start
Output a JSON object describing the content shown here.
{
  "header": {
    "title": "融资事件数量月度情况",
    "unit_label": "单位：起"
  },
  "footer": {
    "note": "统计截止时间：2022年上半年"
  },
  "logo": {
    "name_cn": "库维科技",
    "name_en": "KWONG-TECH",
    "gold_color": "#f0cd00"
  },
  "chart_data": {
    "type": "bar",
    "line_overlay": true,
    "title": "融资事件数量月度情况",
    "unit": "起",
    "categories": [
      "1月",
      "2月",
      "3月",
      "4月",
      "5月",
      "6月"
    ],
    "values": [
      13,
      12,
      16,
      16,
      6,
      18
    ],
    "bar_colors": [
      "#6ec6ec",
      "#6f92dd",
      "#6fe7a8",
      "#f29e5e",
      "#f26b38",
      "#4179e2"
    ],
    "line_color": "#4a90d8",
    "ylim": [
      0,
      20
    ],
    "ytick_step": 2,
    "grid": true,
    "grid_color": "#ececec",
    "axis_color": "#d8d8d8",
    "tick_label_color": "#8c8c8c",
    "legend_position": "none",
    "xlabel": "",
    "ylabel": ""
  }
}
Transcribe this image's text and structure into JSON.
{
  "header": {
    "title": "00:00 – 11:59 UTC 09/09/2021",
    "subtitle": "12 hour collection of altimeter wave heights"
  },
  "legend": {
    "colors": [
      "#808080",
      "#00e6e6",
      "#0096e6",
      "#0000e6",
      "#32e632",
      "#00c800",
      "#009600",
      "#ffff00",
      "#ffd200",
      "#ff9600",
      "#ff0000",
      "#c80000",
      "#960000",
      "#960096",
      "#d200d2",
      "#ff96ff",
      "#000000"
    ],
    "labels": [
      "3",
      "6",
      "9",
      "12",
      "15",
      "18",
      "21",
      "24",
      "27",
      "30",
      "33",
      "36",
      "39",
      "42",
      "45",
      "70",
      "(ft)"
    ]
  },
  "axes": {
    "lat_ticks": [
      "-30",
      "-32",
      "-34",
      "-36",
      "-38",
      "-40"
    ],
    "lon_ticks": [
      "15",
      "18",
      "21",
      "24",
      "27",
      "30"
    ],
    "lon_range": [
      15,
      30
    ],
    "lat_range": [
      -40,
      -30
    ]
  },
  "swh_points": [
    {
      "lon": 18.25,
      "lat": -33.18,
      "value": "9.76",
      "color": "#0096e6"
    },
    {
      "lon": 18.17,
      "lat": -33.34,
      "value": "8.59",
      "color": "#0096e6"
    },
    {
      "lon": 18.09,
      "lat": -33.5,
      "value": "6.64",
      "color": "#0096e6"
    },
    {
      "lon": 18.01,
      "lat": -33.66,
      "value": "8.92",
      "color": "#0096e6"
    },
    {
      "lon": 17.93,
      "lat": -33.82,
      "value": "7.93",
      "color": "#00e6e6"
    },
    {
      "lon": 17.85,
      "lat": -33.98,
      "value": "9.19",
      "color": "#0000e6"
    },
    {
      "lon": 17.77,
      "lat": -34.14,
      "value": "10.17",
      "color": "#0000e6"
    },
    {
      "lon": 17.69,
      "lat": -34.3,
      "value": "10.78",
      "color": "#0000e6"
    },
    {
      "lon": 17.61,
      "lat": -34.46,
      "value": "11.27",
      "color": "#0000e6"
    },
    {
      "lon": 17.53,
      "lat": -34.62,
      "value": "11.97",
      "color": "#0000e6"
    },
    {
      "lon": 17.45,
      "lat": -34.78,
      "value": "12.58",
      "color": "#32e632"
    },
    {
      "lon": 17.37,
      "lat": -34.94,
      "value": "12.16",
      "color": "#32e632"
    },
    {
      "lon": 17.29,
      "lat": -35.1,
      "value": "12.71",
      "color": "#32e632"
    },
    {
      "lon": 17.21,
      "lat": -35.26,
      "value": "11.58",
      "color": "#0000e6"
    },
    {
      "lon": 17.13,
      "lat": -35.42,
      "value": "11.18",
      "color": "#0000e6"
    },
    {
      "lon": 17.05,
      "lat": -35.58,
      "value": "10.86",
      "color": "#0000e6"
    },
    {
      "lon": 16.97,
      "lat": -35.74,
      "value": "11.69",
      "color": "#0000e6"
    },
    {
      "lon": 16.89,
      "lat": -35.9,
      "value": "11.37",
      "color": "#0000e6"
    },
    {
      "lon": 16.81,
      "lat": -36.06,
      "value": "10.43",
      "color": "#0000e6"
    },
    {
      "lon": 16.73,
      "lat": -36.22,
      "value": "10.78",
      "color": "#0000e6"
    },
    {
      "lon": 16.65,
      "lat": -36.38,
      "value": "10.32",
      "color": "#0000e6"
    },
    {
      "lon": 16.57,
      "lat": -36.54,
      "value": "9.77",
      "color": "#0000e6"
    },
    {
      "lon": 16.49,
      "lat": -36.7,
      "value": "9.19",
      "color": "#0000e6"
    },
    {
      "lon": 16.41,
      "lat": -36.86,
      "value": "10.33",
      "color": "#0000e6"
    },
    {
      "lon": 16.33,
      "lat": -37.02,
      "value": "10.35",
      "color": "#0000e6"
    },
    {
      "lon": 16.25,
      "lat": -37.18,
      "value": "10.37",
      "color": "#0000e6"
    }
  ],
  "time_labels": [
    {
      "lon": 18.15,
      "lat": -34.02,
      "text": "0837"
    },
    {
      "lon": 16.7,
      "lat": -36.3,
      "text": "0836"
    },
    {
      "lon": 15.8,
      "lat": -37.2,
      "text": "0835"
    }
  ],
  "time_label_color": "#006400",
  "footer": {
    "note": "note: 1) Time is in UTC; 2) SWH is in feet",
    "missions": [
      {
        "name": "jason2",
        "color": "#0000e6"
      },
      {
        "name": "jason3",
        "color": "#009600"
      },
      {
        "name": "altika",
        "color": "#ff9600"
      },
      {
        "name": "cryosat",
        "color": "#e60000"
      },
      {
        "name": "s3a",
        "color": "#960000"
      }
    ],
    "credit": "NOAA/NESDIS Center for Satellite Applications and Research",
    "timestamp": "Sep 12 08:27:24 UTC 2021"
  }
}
end
# EXERCISE
Copy out the full set of records precisely, leaving nothing out.

# TASK RESULT
Output a JSON object describing the content shown here.
{
  "header": {
    "title": "融资事件数量月度情况",
    "unit_label": "单位：起"
  },
  "footer": {
    "note": "统计截止时间：2022年上半年"
  },
  "logo": {
    "name_cn": "库维科技",
    "name_en": "KWONG-TECH",
    "gold_color": "#f0cd00"
  },
  "chart_data": {
    "type": "bar",
    "line_overlay": true,
    "title": "融资事件数量月度情况",
    "unit": "起",
    "categories": [
      "1月",
      "2月",
      "3月",
      "4月",
      "5月",
      "6月"
    ],
    "values": [
      13,
      12,
      16,
      16,
      6,
      18
    ],
    "bar_colors": [
      "#6ec6ec",
      "#6f92dd",
      "#6fe7a8",
      "#f29e5e",
      "#f26b38",
      "#4179e2"
    ],
    "line_color": "#4a90d8",
    "ylim": [
      0,
      20
    ],
    "ytick_step": 2,
    "grid": true,
    "grid_color": "#ececec",
    "axis_color": "#d8d8d8",
    "tick_label_color": "#8c8c8c",
    "legend_position": "none",
    "xlabel": "",
    "ylabel": ""
  }
}
Transcribe this image's text and structure into JSON.
{
  "header": {
    "title": "00:00 – 11:59 UTC 09/09/2021",
    "subtitle": "12 hour collection of altimeter wave heights"
  },
  "legend": {
    "colors": [
      "#808080",
      "#00e6e6",
      "#0096e6",
      "#0000e6",
      "#32e632",
      "#00c800",
      "#009600",
      "#ffff00",
      "#ffd200",
      "#ff9600",
      "#ff0000",
      "#c80000",
      "#960000",
      "#960096",
      "#d200d2",
      "#ff96ff",
      "#000000"
    ],
    "labels": [
      "3",
      "6",
      "9",
      "12",
      "15",
      "18",
      "21",
      "24",
      "27",
      "30",
      "33",
      "36",
      "39",
      "42",
      "45",
      "70",
      "(ft)"
    ]
  },
  "axes": {
    "lat_ticks": [
      "-30",
      "-32",
      "-34",
      "-36",
      "-38",
      "-40"
    ],
    "lon_ticks": [
      "15",
      "18",
      "21",
      "24",
      "27",
      "30"
    ],
    "lon_range": [
      15,
      30
    ],
    "lat_range": [
      -40,
      -30
    ]
  },
  "swh_points": [
    {
      "lon": 18.25,
      "lat": -33.18,
      "value": "9.76",
      "color": "#0096e6"
    },
    {
      "lon": 18.17,
      "lat": -33.34,
      "value": "8.59",
      "color": "#0096e6"
    },
    {
      "lon": 18.09,
      "lat": -33.5,
      "value": "6.64",
      "color": "#0096e6"
    },
    {
      "lon": 18.01,
      "lat": -33.66,
      "value": "8.92",
      "color": "#0096e6"
    },
    {
      "lon": 17.93,
      "lat": -33.82,
      "value": "7.93",
      "color": "#00e6e6"
    },
    {
      "lon": 17.85,
      "lat": -33.98,
      "value": "9.19",
      "color": "#0000e6"
    },
    {
      "lon": 17.77,
      "lat": -34.14,
      "value": "10.17",
      "color": "#0000e6"
    },
    {
      "lon": 17.69,
      "lat": -34.3,
      "value": "10.78",
      "color": "#0000e6"
    },
    {
      "lon": 17.61,
      "lat": -34.46,
      "value": "11.27",
      "color": "#0000e6"
    },
    {
      "lon": 17.53,
      "lat": -34.62,
      "value": "11.97",
      "color": "#0000e6"
    },
    {
      "lon": 17.45,
      "lat": -34.78,
      "value": "12.58",
      "color": "#32e632"
    },
    {
      "lon": 17.37,
      "lat": -34.94,
      "value": "12.16",
      "color": "#32e632"
    },
    {
      "lon": 17.29,
      "lat": -35.1,
      "value": "12.71",
      "color": "#32e632"
    },
    {
      "lon": 17.21,
      "lat": -35.26,
      "value": "11.58",
      "color": "#0000e6"
    },
    {
      "lon": 17.13,
      "lat": -35.42,
      "value": "11.18",
      "color": "#0000e6"
    },
    {
      "lon": 17.05,
      "lat": -35.58,
      "value": "10.86",
      "color": "#0000e6"
    },
    {
      "lon": 16.97,
      "lat": -35.74,
      "value": "11.69",
      "color": "#0000e6"
    },
    {
      "lon": 16.89,
      "lat": -35.9,
      "value": "11.37",
      "color": "#0000e6"
    },
    {
      "lon": 16.81,
      "lat": -36.06,
      "value": "10.43",
      "color": "#0000e6"
    },
    {
      "lon": 16.73,
      "lat": -36.22,
      "value": "10.78",
      "color": "#0000e6"
    },
    {
      "lon": 16.65,
      "lat": -36.38,
      "value": "10.32",
      "color": "#0000e6"
    },
    {
      "lon": 16.57,
      "lat": -36.54,
      "value": "9.77",
      "color": "#0000e6"
    },
    {
      "lon": 16.49,
      "lat": -36.7,
      "value": "9.19",
      "color": "#0000e6"
    },
    {
      "lon": 16.41,
      "lat": -36.86,
      "value": "10.33",
      "color": "#0000e6"
    },
    {
      "lon": 16.33,
      "lat": -37.02,
      "value": "10.35",
      "color": "#0000e6"
    },
    {
      "lon": 16.25,
      "lat": -37.18,
      "value": "10.37",
      "color": "#0000e6"
    }
  ],
  "time_labels": [
    {
      "lon": 18.15,
      "lat": -34.02,
      "text": "0837"
    },
    {
      "lon": 16.7,
      "lat": -36.3,
      "text": "0836"
    },
    {
      "lon": 15.8,
      "lat": -37.2,
      "text": "0835"
    }
  ],
  "time_label_color": "#006400",
  "footer": {
    "note": "note: 1) Time is in UTC; 2) SWH is in feet",
    "missions": [
      {
        "name": "jason2",
        "color": "#0000e6"
      },
      {
        "name": "jason3",
        "color": "#009600"
      },
      {
        "name": "altika",
        "color": "#ff9600"
      },
      {
        "name": "cryosat",
        "color": "#e60000"
      },
      {
        "name": "s3a",
        "color": "#960000"
      }
    ],
    "credit": "NOAA/NESDIS Center for Satellite Applications and Research",
    "timestamp": "Sep 12 08:27:24 UTC 2021"
  }
}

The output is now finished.